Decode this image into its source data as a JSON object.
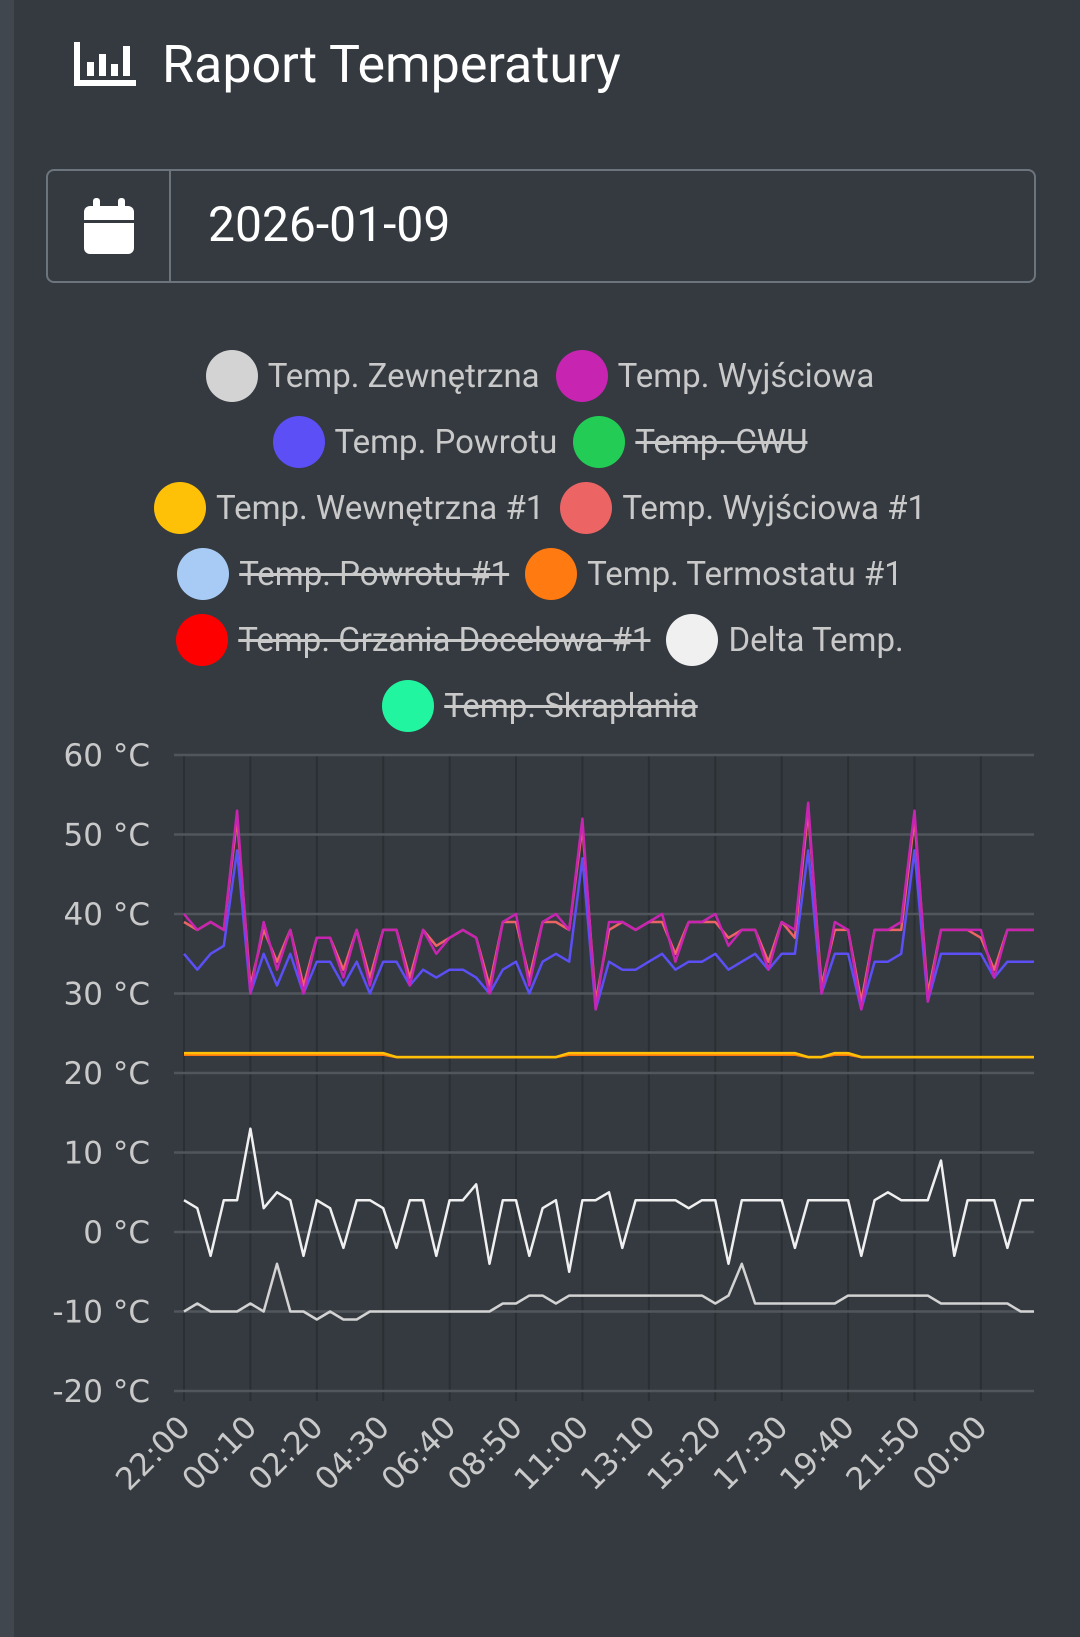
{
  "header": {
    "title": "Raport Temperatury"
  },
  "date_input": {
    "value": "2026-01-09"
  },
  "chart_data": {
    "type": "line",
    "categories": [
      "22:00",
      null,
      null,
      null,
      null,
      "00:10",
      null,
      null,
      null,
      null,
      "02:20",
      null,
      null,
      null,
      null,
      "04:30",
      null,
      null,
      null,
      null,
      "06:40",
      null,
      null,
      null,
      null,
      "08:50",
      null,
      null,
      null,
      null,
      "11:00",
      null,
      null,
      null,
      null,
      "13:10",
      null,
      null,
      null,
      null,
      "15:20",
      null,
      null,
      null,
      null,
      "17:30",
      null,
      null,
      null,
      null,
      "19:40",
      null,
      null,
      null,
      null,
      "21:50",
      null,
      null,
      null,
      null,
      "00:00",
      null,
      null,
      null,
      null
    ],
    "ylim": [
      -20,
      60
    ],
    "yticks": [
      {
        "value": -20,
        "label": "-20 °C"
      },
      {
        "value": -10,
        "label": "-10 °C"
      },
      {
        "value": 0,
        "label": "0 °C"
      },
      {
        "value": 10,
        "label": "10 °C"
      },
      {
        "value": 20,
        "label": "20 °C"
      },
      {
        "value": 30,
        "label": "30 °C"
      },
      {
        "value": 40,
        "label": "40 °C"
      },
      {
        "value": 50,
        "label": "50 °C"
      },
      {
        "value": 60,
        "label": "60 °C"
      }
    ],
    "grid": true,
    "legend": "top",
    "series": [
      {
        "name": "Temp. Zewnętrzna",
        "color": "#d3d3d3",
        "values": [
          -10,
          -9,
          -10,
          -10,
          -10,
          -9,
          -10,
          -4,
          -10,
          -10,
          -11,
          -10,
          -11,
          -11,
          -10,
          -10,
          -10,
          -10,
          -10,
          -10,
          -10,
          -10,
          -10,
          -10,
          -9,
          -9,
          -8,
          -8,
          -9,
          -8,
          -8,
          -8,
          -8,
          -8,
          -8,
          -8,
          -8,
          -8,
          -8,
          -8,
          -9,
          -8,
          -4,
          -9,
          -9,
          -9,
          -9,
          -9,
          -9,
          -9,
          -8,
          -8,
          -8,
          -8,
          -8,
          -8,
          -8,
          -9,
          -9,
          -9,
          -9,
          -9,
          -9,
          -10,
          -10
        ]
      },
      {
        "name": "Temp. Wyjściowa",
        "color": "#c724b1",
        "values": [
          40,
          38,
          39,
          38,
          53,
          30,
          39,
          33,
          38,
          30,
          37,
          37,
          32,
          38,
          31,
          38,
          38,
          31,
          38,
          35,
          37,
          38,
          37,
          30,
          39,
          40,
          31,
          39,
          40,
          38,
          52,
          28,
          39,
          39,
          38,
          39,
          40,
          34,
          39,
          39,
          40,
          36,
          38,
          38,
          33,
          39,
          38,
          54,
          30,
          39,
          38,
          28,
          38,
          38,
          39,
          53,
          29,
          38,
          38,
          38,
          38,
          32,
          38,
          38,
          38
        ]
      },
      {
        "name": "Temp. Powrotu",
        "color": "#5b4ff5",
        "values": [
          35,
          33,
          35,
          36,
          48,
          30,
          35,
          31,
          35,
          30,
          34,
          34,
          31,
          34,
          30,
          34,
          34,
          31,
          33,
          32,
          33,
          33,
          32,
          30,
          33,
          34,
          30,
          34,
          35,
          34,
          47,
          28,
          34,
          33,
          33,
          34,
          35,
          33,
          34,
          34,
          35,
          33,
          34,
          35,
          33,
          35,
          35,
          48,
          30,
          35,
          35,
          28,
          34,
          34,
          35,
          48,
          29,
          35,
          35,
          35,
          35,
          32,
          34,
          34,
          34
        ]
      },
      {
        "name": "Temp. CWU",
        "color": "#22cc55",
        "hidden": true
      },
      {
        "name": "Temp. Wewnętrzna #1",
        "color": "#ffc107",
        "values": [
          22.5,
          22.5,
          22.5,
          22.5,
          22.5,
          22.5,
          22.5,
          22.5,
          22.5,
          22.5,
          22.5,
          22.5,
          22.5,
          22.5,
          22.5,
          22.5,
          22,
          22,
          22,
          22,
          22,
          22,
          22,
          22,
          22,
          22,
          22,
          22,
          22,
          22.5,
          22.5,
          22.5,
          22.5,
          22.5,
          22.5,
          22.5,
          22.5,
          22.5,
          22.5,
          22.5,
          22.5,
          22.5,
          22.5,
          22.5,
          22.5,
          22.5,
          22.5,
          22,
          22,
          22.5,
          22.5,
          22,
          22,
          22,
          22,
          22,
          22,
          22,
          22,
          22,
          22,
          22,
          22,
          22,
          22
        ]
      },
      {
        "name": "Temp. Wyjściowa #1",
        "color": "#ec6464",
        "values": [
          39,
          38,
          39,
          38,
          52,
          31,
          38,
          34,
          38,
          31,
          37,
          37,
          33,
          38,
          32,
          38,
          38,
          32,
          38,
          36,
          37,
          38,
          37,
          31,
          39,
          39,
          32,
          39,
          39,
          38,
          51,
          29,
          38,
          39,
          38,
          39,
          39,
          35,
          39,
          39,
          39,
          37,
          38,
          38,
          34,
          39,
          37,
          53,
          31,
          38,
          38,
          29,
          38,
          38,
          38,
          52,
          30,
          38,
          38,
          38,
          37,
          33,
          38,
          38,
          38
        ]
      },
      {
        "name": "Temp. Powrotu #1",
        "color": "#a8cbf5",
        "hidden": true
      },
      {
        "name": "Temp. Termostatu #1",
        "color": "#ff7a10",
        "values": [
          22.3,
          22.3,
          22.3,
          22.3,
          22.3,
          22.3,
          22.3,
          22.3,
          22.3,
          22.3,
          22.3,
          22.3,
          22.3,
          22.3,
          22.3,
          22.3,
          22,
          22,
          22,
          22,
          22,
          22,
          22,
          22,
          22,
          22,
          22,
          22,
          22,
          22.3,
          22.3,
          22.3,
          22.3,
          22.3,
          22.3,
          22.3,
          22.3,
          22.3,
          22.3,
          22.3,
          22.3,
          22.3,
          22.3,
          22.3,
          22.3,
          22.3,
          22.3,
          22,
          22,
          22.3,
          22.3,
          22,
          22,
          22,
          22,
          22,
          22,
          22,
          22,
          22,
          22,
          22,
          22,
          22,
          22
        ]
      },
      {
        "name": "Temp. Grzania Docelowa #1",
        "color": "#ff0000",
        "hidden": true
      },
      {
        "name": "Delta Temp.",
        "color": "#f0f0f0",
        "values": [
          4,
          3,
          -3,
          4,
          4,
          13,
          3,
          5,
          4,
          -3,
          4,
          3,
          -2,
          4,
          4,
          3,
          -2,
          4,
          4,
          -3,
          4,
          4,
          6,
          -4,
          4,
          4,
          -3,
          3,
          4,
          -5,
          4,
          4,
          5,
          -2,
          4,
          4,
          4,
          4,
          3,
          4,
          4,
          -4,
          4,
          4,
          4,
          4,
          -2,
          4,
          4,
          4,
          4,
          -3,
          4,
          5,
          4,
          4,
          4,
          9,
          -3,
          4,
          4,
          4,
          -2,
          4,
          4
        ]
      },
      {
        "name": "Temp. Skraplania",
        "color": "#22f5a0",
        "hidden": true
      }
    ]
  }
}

▸ Challenge
Return all of the entries exactly as written, but drop any pictures they hold.

▸ Correct response
Decode this image into its source data as a JSON object.
{
  "header": {
    "title": "Raport Temperatury"
  },
  "date_input": {
    "value": "2026-01-09"
  },
  "chart_data": {
    "type": "line",
    "categories": [
      "22:00",
      null,
      null,
      null,
      null,
      "00:10",
      null,
      null,
      null,
      null,
      "02:20",
      null,
      null,
      null,
      null,
      "04:30",
      null,
      null,
      null,
      null,
      "06:40",
      null,
      null,
      null,
      null,
      "08:50",
      null,
      null,
      null,
      null,
      "11:00",
      null,
      null,
      null,
      null,
      "13:10",
      null,
      null,
      null,
      null,
      "15:20",
      null,
      null,
      null,
      null,
      "17:30",
      null,
      null,
      null,
      null,
      "19:40",
      null,
      null,
      null,
      null,
      "21:50",
      null,
      null,
      null,
      null,
      "00:00",
      null,
      null,
      null,
      null
    ],
    "ylim": [
      -20,
      60
    ],
    "yticks": [
      {
        "value": -20,
        "label": "-20 °C"
      },
      {
        "value": -10,
        "label": "-10 °C"
      },
      {
        "value": 0,
        "label": "0 °C"
      },
      {
        "value": 10,
        "label": "10 °C"
      },
      {
        "value": 20,
        "label": "20 °C"
      },
      {
        "value": 30,
        "label": "30 °C"
      },
      {
        "value": 40,
        "label": "40 °C"
      },
      {
        "value": 50,
        "label": "50 °C"
      },
      {
        "value": 60,
        "label": "60 °C"
      }
    ],
    "grid": true,
    "legend": "top",
    "series": [
      {
        "name": "Temp. Zewnętrzna",
        "color": "#d3d3d3",
        "values": [
          -10,
          -9,
          -10,
          -10,
          -10,
          -9,
          -10,
          -4,
          -10,
          -10,
          -11,
          -10,
          -11,
          -11,
          -10,
          -10,
          -10,
          -10,
          -10,
          -10,
          -10,
          -10,
          -10,
          -10,
          -9,
          -9,
          -8,
          -8,
          -9,
          -8,
          -8,
          -8,
          -8,
          -8,
          -8,
          -8,
          -8,
          -8,
          -8,
          -8,
          -9,
          -8,
          -4,
          -9,
          -9,
          -9,
          -9,
          -9,
          -9,
          -9,
          -8,
          -8,
          -8,
          -8,
          -8,
          -8,
          -8,
          -9,
          -9,
          -9,
          -9,
          -9,
          -9,
          -10,
          -10
        ]
      },
      {
        "name": "Temp. Wyjściowa",
        "color": "#c724b1",
        "values": [
          40,
          38,
          39,
          38,
          53,
          30,
          39,
          33,
          38,
          30,
          37,
          37,
          32,
          38,
          31,
          38,
          38,
          31,
          38,
          35,
          37,
          38,
          37,
          30,
          39,
          40,
          31,
          39,
          40,
          38,
          52,
          28,
          39,
          39,
          38,
          39,
          40,
          34,
          39,
          39,
          40,
          36,
          38,
          38,
          33,
          39,
          38,
          54,
          30,
          39,
          38,
          28,
          38,
          38,
          39,
          53,
          29,
          38,
          38,
          38,
          38,
          32,
          38,
          38,
          38
        ]
      },
      {
        "name": "Temp. Powrotu",
        "color": "#5b4ff5",
        "values": [
          35,
          33,
          35,
          36,
          48,
          30,
          35,
          31,
          35,
          30,
          34,
          34,
          31,
          34,
          30,
          34,
          34,
          31,
          33,
          32,
          33,
          33,
          32,
          30,
          33,
          34,
          30,
          34,
          35,
          34,
          47,
          28,
          34,
          33,
          33,
          34,
          35,
          33,
          34,
          34,
          35,
          33,
          34,
          35,
          33,
          35,
          35,
          48,
          30,
          35,
          35,
          28,
          34,
          34,
          35,
          48,
          29,
          35,
          35,
          35,
          35,
          32,
          34,
          34,
          34
        ]
      },
      {
        "name": "Temp. CWU",
        "color": "#22cc55",
        "hidden": true
      },
      {
        "name": "Temp. Wewnętrzna #1",
        "color": "#ffc107",
        "values": [
          22.5,
          22.5,
          22.5,
          22.5,
          22.5,
          22.5,
          22.5,
          22.5,
          22.5,
          22.5,
          22.5,
          22.5,
          22.5,
          22.5,
          22.5,
          22.5,
          22,
          22,
          22,
          22,
          22,
          22,
          22,
          22,
          22,
          22,
          22,
          22,
          22,
          22.5,
          22.5,
          22.5,
          22.5,
          22.5,
          22.5,
          22.5,
          22.5,
          22.5,
          22.5,
          22.5,
          22.5,
          22.5,
          22.5,
          22.5,
          22.5,
          22.5,
          22.5,
          22,
          22,
          22.5,
          22.5,
          22,
          22,
          22,
          22,
          22,
          22,
          22,
          22,
          22,
          22,
          22,
          22,
          22,
          22
        ]
      },
      {
        "name": "Temp. Wyjściowa #1",
        "color": "#ec6464",
        "values": [
          39,
          38,
          39,
          38,
          52,
          31,
          38,
          34,
          38,
          31,
          37,
          37,
          33,
          38,
          32,
          38,
          38,
          32,
          38,
          36,
          37,
          38,
          37,
          31,
          39,
          39,
          32,
          39,
          39,
          38,
          51,
          29,
          38,
          39,
          38,
          39,
          39,
          35,
          39,
          39,
          39,
          37,
          38,
          38,
          34,
          39,
          37,
          53,
          31,
          38,
          38,
          29,
          38,
          38,
          38,
          52,
          30,
          38,
          38,
          38,
          37,
          33,
          38,
          38,
          38
        ]
      },
      {
        "name": "Temp. Powrotu #1",
        "color": "#a8cbf5",
        "hidden": true
      },
      {
        "name": "Temp. Termostatu #1",
        "color": "#ff7a10",
        "values": [
          22.3,
          22.3,
          22.3,
          22.3,
          22.3,
          22.3,
          22.3,
          22.3,
          22.3,
          22.3,
          22.3,
          22.3,
          22.3,
          22.3,
          22.3,
          22.3,
          22,
          22,
          22,
          22,
          22,
          22,
          22,
          22,
          22,
          22,
          22,
          22,
          22,
          22.3,
          22.3,
          22.3,
          22.3,
          22.3,
          22.3,
          22.3,
          22.3,
          22.3,
          22.3,
          22.3,
          22.3,
          22.3,
          22.3,
          22.3,
          22.3,
          22.3,
          22.3,
          22,
          22,
          22.3,
          22.3,
          22,
          22,
          22,
          22,
          22,
          22,
          22,
          22,
          22,
          22,
          22,
          22,
          22,
          22
        ]
      },
      {
        "name": "Temp. Grzania Docelowa #1",
        "color": "#ff0000",
        "hidden": true
      },
      {
        "name": "Delta Temp.",
        "color": "#f0f0f0",
        "values": [
          4,
          3,
          -3,
          4,
          4,
          13,
          3,
          5,
          4,
          -3,
          4,
          3,
          -2,
          4,
          4,
          3,
          -2,
          4,
          4,
          -3,
          4,
          4,
          6,
          -4,
          4,
          4,
          -3,
          3,
          4,
          -5,
          4,
          4,
          5,
          -2,
          4,
          4,
          4,
          4,
          3,
          4,
          4,
          -4,
          4,
          4,
          4,
          4,
          -2,
          4,
          4,
          4,
          4,
          -3,
          4,
          5,
          4,
          4,
          4,
          9,
          -3,
          4,
          4,
          4,
          -2,
          4,
          4
        ]
      },
      {
        "name": "Temp. Skraplania",
        "color": "#22f5a0",
        "hidden": true
      }
    ]
  }
}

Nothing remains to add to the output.